[Recorded data]
— START —

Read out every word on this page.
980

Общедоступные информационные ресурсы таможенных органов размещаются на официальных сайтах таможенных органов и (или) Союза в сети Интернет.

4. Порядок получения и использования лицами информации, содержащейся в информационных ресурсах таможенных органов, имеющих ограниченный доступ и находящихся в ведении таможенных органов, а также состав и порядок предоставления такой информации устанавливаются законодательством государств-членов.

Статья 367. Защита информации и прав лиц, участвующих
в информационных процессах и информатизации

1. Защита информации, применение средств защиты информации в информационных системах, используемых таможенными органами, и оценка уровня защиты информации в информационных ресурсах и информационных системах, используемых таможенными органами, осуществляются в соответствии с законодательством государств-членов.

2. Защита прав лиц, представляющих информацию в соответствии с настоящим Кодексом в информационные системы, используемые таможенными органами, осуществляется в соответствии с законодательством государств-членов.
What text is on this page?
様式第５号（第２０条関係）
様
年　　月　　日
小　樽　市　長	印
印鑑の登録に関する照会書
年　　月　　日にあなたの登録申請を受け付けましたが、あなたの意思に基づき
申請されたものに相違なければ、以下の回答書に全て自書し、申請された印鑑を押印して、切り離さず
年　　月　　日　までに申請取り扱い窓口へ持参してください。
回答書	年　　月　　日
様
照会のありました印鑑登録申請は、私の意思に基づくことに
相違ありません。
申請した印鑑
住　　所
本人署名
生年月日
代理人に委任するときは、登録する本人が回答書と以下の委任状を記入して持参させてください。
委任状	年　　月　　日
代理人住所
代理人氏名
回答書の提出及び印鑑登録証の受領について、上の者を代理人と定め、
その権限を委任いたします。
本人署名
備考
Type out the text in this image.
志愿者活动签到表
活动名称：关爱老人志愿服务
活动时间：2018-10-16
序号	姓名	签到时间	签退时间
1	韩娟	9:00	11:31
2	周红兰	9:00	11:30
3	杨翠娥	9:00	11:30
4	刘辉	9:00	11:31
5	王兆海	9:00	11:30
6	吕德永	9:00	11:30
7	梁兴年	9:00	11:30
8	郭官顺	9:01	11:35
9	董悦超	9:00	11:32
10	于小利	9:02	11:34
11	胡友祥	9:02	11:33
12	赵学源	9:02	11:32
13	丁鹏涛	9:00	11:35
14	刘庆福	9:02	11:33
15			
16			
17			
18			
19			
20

— END —

WHAT TO PRODUCE:
Print the records above in full, exactly.

TASK RESPONSE:
Read out every word on this page.
980

Общедоступные информационные ресурсы таможенных органов размещаются на официальных сайтах таможенных органов и (или) Союза в сети Интернет.

4. Порядок получения и использования лицами информации, содержащейся в информационных ресурсах таможенных органов, имеющих ограниченный доступ и находящихся в ведении таможенных органов, а также состав и порядок предоставления такой информации устанавливаются законодательством государств-членов.

Статья 367. Защита информации и прав лиц, участвующих
в информационных процессах и информатизации

1. Защита информации, применение средств защиты информации в информационных системах, используемых таможенными органами, и оценка уровня защиты информации в информационных ресурсах и информационных системах, используемых таможенными органами, осуществляются в соответствии с законодательством государств-членов.

2. Защита прав лиц, представляющих информацию в соответствии с настоящим Кодексом в информационные системы, используемые таможенными органами, осуществляется в соответствии с законодательством государств-членов.
What text is on this page?
様式第５号（第２０条関係）
様
年　　月　　日
小　樽　市　長	印
印鑑の登録に関する照会書
年　　月　　日にあなたの登録申請を受け付けましたが、あなたの意思に基づき
申請されたものに相違なければ、以下の回答書に全て自書し、申請された印鑑を押印して、切り離さず
年　　月　　日　までに申請取り扱い窓口へ持参してください。
回答書	年　　月　　日
様
照会のありました印鑑登録申請は、私の意思に基づくことに
相違ありません。
申請した印鑑
住　　所
本人署名
生年月日
代理人に委任するときは、登録する本人が回答書と以下の委任状を記入して持参させてください。
委任状	年　　月　　日
代理人住所
代理人氏名
回答書の提出及び印鑑登録証の受領について、上の者を代理人と定め、
その権限を委任いたします。
本人署名
備考
Type out the text in this image.
志愿者活动签到表
活动名称：关爱老人志愿服务
活动时间：2018-10-16
序号	姓名	签到时间	签退时间
1	韩娟	9:00	11:31
2	周红兰	9:00	11:30
3	杨翠娥	9:00	11:30
4	刘辉	9:00	11:31
5	王兆海	9:00	11:30
6	吕德永	9:00	11:30
7	梁兴年	9:00	11:30
8	郭官顺	9:01	11:35
9	董悦超	9:00	11:32
10	于小利	9:02	11:34
11	胡友祥	9:02	11:33
12	赵学源	9:02	11:32
13	丁鹏涛	9:00	11:35
14	刘庆福	9:02	11:33
15			
16			
17			
18			
19			
20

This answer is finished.